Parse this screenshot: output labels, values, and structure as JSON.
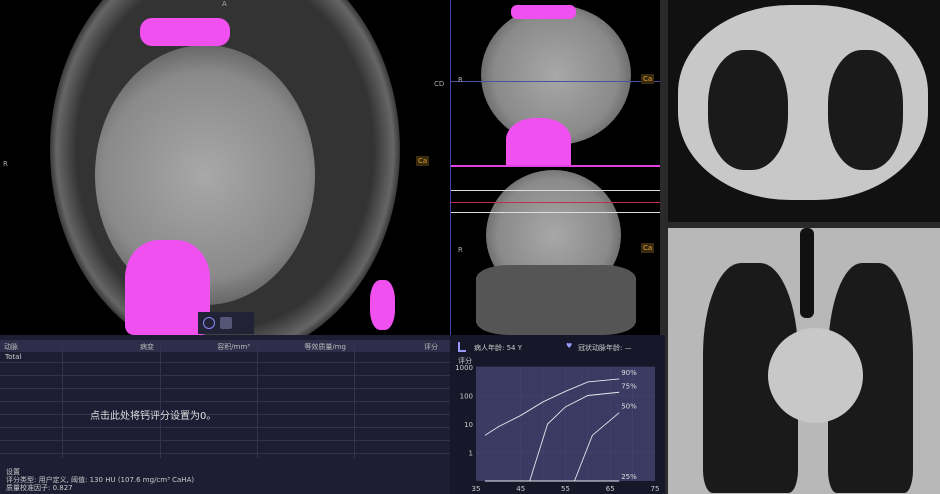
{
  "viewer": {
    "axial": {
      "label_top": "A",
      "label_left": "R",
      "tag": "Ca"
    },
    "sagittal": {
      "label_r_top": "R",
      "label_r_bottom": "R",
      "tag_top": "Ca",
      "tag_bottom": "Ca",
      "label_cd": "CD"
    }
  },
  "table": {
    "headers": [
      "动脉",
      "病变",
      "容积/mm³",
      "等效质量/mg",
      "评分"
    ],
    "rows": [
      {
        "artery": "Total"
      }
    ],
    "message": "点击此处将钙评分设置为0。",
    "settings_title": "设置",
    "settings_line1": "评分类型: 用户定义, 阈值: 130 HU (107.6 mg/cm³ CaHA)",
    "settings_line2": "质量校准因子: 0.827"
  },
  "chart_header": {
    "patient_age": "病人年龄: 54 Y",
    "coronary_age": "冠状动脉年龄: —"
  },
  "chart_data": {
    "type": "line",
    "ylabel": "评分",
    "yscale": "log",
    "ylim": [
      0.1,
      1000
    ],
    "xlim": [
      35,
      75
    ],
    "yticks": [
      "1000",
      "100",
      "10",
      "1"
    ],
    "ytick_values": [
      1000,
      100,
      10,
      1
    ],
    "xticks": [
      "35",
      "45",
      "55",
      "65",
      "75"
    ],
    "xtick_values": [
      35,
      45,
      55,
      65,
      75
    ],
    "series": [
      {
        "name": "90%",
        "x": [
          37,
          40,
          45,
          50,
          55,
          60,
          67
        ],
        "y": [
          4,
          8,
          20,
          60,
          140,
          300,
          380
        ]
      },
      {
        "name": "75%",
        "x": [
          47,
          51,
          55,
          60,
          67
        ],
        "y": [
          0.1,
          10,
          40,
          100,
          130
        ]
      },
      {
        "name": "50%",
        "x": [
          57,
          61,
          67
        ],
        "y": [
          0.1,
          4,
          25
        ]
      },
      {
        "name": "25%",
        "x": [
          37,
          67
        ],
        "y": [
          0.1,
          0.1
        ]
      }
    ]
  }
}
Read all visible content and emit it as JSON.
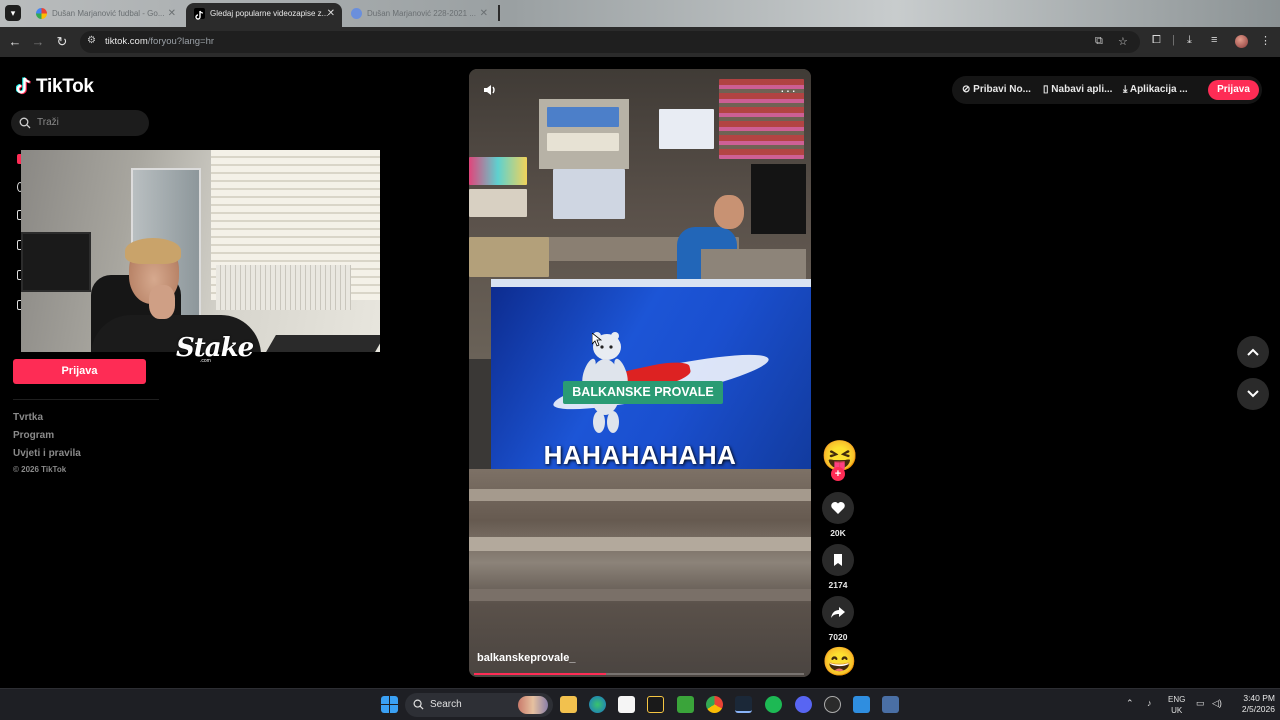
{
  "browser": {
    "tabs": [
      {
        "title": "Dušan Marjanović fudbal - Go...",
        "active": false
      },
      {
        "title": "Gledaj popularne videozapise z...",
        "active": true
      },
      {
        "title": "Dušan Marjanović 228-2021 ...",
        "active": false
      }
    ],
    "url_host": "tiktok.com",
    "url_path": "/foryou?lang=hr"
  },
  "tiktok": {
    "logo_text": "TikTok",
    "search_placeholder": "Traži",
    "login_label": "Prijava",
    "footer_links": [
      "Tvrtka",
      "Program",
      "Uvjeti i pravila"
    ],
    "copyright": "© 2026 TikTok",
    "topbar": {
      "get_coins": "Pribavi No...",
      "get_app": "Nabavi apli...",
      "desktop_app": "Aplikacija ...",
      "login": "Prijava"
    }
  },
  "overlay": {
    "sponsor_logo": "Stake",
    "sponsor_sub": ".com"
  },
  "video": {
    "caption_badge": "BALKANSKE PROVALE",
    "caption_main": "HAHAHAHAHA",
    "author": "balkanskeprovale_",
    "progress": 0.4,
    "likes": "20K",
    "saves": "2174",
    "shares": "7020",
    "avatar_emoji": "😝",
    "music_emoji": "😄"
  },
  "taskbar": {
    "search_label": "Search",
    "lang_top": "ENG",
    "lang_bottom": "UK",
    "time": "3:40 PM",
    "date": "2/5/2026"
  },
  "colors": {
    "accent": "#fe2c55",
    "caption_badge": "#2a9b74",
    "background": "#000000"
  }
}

> **Exercise instructions**: Print out the whole of the material word for word, without pictures.

> **Answer to this problem**:
Parse this screenshot: output labels, values, and structure as JSON.
{
  "viewer": {
    "axial": {
      "label_top": "A",
      "label_left": "R",
      "tag": "Ca"
    },
    "sagittal": {
      "label_r_top": "R",
      "label_r_bottom": "R",
      "tag_top": "Ca",
      "tag_bottom": "Ca",
      "label_cd": "CD"
    }
  },
  "table": {
    "headers": [
      "动脉",
      "病变",
      "容积/mm³",
      "等效质量/mg",
      "评分"
    ],
    "rows": [
      {
        "artery": "Total"
      }
    ],
    "message": "点击此处将钙评分设置为0。",
    "settings_title": "设置",
    "settings_line1": "评分类型: 用户定义, 阈值: 130 HU (107.6 mg/cm³ CaHA)",
    "settings_line2": "质量校准因子: 0.827"
  },
  "chart_header": {
    "patient_age": "病人年龄: 54 Y",
    "coronary_age": "冠状动脉年龄: —"
  },
  "chart_data": {
    "type": "line",
    "ylabel": "评分",
    "yscale": "log",
    "ylim": [
      0.1,
      1000
    ],
    "xlim": [
      35,
      75
    ],
    "yticks": [
      "1000",
      "100",
      "10",
      "1"
    ],
    "ytick_values": [
      1000,
      100,
      10,
      1
    ],
    "xticks": [
      "35",
      "45",
      "55",
      "65",
      "75"
    ],
    "xtick_values": [
      35,
      45,
      55,
      65,
      75
    ],
    "series": [
      {
        "name": "90%",
        "x": [
          37,
          40,
          45,
          50,
          55,
          60,
          67
        ],
        "y": [
          4,
          8,
          20,
          60,
          140,
          300,
          380
        ]
      },
      {
        "name": "75%",
        "x": [
          47,
          51,
          55,
          60,
          67
        ],
        "y": [
          0.1,
          10,
          40,
          100,
          130
        ]
      },
      {
        "name": "50%",
        "x": [
          57,
          61,
          67
        ],
        "y": [
          0.1,
          4,
          25
        ]
      },
      {
        "name": "25%",
        "x": [
          37,
          67
        ],
        "y": [
          0.1,
          0.1
        ]
      }
    ]
  }
}
Read all visible content and emit it as JSON.
{
  "browser": {
    "tabs": [
      {
        "title": "Dušan Marjanović fudbal - Go...",
        "active": false
      },
      {
        "title": "Gledaj popularne videozapise z...",
        "active": true
      },
      {
        "title": "Dušan Marjanović 228-2021 ...",
        "active": false
      }
    ],
    "url_host": "tiktok.com",
    "url_path": "/foryou?lang=hr"
  },
  "tiktok": {
    "logo_text": "TikTok",
    "search_placeholder": "Traži",
    "login_label": "Prijava",
    "footer_links": [
      "Tvrtka",
      "Program",
      "Uvjeti i pravila"
    ],
    "copyright": "© 2026 TikTok",
    "topbar": {
      "get_coins": "Pribavi No...",
      "get_app": "Nabavi apli...",
      "desktop_app": "Aplikacija ...",
      "login": "Prijava"
    }
  },
  "overlay": {
    "sponsor_logo": "Stake",
    "sponsor_sub": ".com"
  },
  "video": {
    "caption_badge": "BALKANSKE PROVALE",
    "caption_main": "HAHAHAHAHA",
    "author": "balkanskeprovale_",
    "progress": 0.4,
    "likes": "20K",
    "saves": "2174",
    "shares": "7020",
    "avatar_emoji": "😝",
    "music_emoji": "😄"
  },
  "taskbar": {
    "search_label": "Search",
    "lang_top": "ENG",
    "lang_bottom": "UK",
    "time": "3:40 PM",
    "date": "2/5/2026"
  },
  "colors": {
    "accent": "#fe2c55",
    "caption_badge": "#2a9b74",
    "background": "#000000"
  }
}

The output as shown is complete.